Written exercise
Images appear in the records below; leave them out and repeat everything else exactly.

---------- Provided material ----------

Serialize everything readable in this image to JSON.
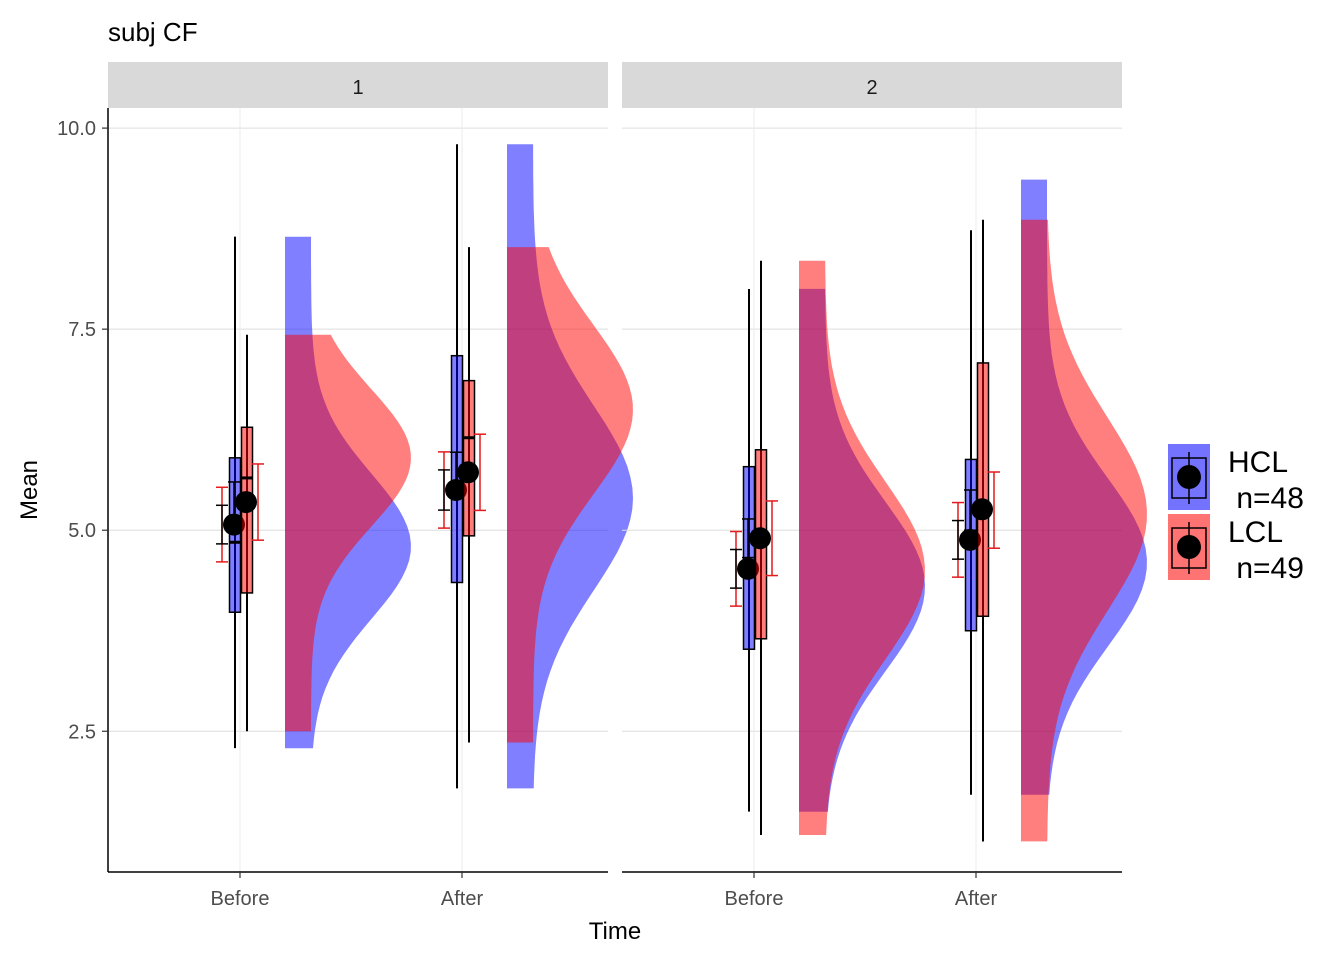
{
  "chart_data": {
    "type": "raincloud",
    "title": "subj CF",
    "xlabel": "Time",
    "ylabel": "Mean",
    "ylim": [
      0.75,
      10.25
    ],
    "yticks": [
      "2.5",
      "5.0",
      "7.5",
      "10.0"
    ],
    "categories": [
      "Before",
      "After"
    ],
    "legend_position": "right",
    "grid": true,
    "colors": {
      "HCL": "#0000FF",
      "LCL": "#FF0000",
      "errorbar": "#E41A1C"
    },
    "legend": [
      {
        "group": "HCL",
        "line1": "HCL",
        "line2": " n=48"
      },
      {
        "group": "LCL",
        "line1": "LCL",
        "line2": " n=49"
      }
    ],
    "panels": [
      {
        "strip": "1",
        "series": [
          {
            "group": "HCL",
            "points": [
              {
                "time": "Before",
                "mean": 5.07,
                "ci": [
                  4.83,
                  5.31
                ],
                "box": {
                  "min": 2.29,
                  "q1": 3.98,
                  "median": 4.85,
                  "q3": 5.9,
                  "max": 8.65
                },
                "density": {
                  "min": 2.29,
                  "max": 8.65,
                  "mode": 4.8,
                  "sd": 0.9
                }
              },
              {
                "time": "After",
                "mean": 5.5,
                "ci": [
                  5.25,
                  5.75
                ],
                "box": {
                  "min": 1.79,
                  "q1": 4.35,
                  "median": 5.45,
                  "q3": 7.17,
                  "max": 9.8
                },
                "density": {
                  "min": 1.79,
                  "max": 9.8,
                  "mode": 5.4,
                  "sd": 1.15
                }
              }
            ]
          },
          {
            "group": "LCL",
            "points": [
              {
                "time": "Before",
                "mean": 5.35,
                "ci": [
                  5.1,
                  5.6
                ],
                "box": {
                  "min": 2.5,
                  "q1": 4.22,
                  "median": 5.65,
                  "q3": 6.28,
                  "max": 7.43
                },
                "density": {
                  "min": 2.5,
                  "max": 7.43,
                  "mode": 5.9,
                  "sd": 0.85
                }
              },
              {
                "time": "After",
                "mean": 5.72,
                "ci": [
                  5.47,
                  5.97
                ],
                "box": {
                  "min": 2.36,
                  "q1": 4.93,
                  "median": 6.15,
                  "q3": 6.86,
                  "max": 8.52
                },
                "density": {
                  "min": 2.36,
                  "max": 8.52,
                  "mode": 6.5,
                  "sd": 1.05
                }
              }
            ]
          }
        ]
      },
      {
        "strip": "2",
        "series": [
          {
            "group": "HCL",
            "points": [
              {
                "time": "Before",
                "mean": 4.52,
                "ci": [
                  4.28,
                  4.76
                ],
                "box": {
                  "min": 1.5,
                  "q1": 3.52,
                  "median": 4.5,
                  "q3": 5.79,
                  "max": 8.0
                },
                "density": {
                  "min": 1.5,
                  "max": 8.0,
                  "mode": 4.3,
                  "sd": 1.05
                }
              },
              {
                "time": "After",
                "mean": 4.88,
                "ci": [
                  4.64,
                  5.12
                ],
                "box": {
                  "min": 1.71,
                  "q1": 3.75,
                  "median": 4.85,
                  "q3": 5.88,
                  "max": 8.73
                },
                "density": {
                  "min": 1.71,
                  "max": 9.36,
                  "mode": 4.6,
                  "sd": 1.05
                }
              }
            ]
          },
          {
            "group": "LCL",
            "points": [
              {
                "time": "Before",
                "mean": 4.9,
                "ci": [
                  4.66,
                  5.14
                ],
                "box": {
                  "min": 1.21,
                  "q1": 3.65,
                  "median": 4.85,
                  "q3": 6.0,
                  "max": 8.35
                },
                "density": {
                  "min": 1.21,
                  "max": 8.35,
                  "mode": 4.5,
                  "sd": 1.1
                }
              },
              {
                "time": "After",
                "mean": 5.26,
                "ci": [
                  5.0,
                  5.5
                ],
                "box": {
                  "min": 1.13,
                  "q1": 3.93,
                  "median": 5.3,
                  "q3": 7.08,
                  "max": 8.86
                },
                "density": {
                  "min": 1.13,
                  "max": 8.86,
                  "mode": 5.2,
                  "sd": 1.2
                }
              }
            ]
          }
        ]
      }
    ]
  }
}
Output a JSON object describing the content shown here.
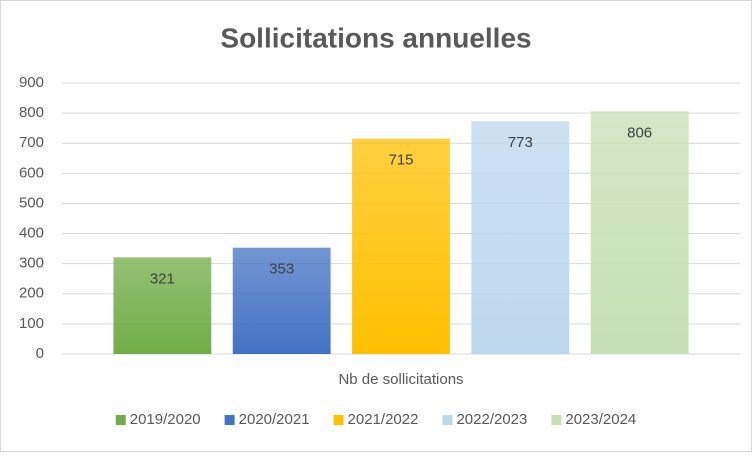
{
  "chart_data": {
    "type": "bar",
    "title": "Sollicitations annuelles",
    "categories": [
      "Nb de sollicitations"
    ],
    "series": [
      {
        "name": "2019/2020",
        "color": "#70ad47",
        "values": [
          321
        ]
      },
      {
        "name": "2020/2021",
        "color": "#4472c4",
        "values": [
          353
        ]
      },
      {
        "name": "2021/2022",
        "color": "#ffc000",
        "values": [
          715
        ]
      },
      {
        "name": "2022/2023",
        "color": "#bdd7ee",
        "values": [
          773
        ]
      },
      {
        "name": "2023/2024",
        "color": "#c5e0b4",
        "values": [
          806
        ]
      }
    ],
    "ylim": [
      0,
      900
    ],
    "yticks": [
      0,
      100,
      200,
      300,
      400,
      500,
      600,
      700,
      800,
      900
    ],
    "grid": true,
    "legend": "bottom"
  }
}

----------

In response
Serialize everything readable in this image to JSON.
{
  "chart_data": {
    "type": "raincloud",
    "title": "subj CF",
    "xlabel": "Time",
    "ylabel": "Mean",
    "ylim": [
      0.75,
      10.25
    ],
    "yticks": [
      "2.5",
      "5.0",
      "7.5",
      "10.0"
    ],
    "categories": [
      "Before",
      "After"
    ],
    "legend_position": "right",
    "grid": true,
    "colors": {
      "HCL": "#0000FF",
      "LCL": "#FF0000",
      "errorbar": "#E41A1C"
    },
    "legend": [
      {
        "group": "HCL",
        "line1": "HCL",
        "line2": " n=48"
      },
      {
        "group": "LCL",
        "line1": "LCL",
        "line2": " n=49"
      }
    ],
    "panels": [
      {
        "strip": "1",
        "series": [
          {
            "group": "HCL",
            "points": [
              {
                "time": "Before",
                "mean": 5.07,
                "ci": [
                  4.83,
                  5.31
                ],
                "box": {
                  "min": 2.29,
                  "q1": 3.98,
                  "median": 4.85,
                  "q3": 5.9,
                  "max": 8.65
                },
                "density": {
                  "min": 2.29,
                  "max": 8.65,
                  "mode": 4.8,
                  "sd": 0.9
                }
              },
              {
                "time": "After",
                "mean": 5.5,
                "ci": [
                  5.25,
                  5.75
                ],
                "box": {
                  "min": 1.79,
                  "q1": 4.35,
                  "median": 5.45,
                  "q3": 7.17,
                  "max": 9.8
                },
                "density": {
                  "min": 1.79,
                  "max": 9.8,
                  "mode": 5.4,
                  "sd": 1.15
                }
              }
            ]
          },
          {
            "group": "LCL",
            "points": [
              {
                "time": "Before",
                "mean": 5.35,
                "ci": [
                  5.1,
                  5.6
                ],
                "box": {
                  "min": 2.5,
                  "q1": 4.22,
                  "median": 5.65,
                  "q3": 6.28,
                  "max": 7.43
                },
                "density": {
                  "min": 2.5,
                  "max": 7.43,
                  "mode": 5.9,
                  "sd": 0.85
                }
              },
              {
                "time": "After",
                "mean": 5.72,
                "ci": [
                  5.47,
                  5.97
                ],
                "box": {
                  "min": 2.36,
                  "q1": 4.93,
                  "median": 6.15,
                  "q3": 6.86,
                  "max": 8.52
                },
                "density": {
                  "min": 2.36,
                  "max": 8.52,
                  "mode": 6.5,
                  "sd": 1.05
                }
              }
            ]
          }
        ]
      },
      {
        "strip": "2",
        "series": [
          {
            "group": "HCL",
            "points": [
              {
                "time": "Before",
                "mean": 4.52,
                "ci": [
                  4.28,
                  4.76
                ],
                "box": {
                  "min": 1.5,
                  "q1": 3.52,
                  "median": 4.5,
                  "q3": 5.79,
                  "max": 8.0
                },
                "density": {
                  "min": 1.5,
                  "max": 8.0,
                  "mode": 4.3,
                  "sd": 1.05
                }
              },
              {
                "time": "After",
                "mean": 4.88,
                "ci": [
                  4.64,
                  5.12
                ],
                "box": {
                  "min": 1.71,
                  "q1": 3.75,
                  "median": 4.85,
                  "q3": 5.88,
                  "max": 8.73
                },
                "density": {
                  "min": 1.71,
                  "max": 9.36,
                  "mode": 4.6,
                  "sd": 1.05
                }
              }
            ]
          },
          {
            "group": "LCL",
            "points": [
              {
                "time": "Before",
                "mean": 4.9,
                "ci": [
                  4.66,
                  5.14
                ],
                "box": {
                  "min": 1.21,
                  "q1": 3.65,
                  "median": 4.85,
                  "q3": 6.0,
                  "max": 8.35
                },
                "density": {
                  "min": 1.21,
                  "max": 8.35,
                  "mode": 4.5,
                  "sd": 1.1
                }
              },
              {
                "time": "After",
                "mean": 5.26,
                "ci": [
                  5.0,
                  5.5
                ],
                "box": {
                  "min": 1.13,
                  "q1": 3.93,
                  "median": 5.3,
                  "q3": 7.08,
                  "max": 8.86
                },
                "density": {
                  "min": 1.13,
                  "max": 8.86,
                  "mode": 5.2,
                  "sd": 1.2
                }
              }
            ]
          }
        ]
      }
    ]
  }
}
Output a JSON object describing the content shown here.
{
  "chart_data": {
    "type": "bar",
    "title": "Sollicitations annuelles",
    "categories": [
      "Nb de sollicitations"
    ],
    "series": [
      {
        "name": "2019/2020",
        "color": "#70ad47",
        "values": [
          321
        ]
      },
      {
        "name": "2020/2021",
        "color": "#4472c4",
        "values": [
          353
        ]
      },
      {
        "name": "2021/2022",
        "color": "#ffc000",
        "values": [
          715
        ]
      },
      {
        "name": "2022/2023",
        "color": "#bdd7ee",
        "values": [
          773
        ]
      },
      {
        "name": "2023/2024",
        "color": "#c5e0b4",
        "values": [
          806
        ]
      }
    ],
    "ylim": [
      0,
      900
    ],
    "yticks": [
      0,
      100,
      200,
      300,
      400,
      500,
      600,
      700,
      800,
      900
    ],
    "grid": true,
    "legend": "bottom"
  }
}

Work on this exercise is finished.